Working data.
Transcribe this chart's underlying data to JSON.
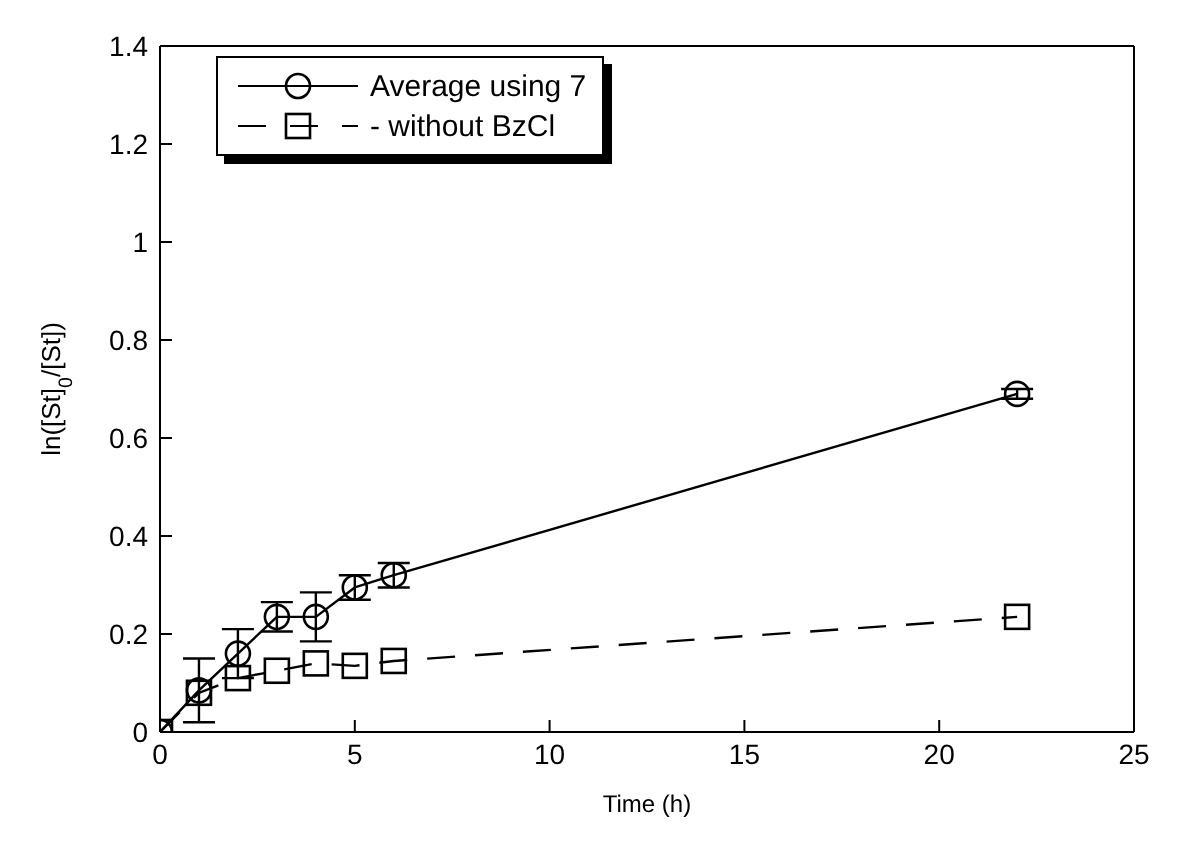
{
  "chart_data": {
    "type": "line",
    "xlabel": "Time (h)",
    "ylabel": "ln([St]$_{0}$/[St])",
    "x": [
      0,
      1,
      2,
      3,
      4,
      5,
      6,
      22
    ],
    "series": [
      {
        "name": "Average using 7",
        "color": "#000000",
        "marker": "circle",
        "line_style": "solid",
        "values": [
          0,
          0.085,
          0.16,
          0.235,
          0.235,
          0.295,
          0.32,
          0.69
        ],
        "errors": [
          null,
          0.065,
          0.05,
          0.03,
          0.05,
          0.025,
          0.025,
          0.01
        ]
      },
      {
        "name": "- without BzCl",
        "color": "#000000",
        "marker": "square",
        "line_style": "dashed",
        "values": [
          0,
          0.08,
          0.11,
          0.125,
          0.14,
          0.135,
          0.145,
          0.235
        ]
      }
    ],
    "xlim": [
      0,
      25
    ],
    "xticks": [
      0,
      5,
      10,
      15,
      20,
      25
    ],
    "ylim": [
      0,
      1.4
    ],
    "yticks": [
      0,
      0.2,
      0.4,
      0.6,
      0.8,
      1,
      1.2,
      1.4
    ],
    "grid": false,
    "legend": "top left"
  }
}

Work instructions. Looking at the entries above, state how many lines contain "name"; give the number alone.

Full output. 2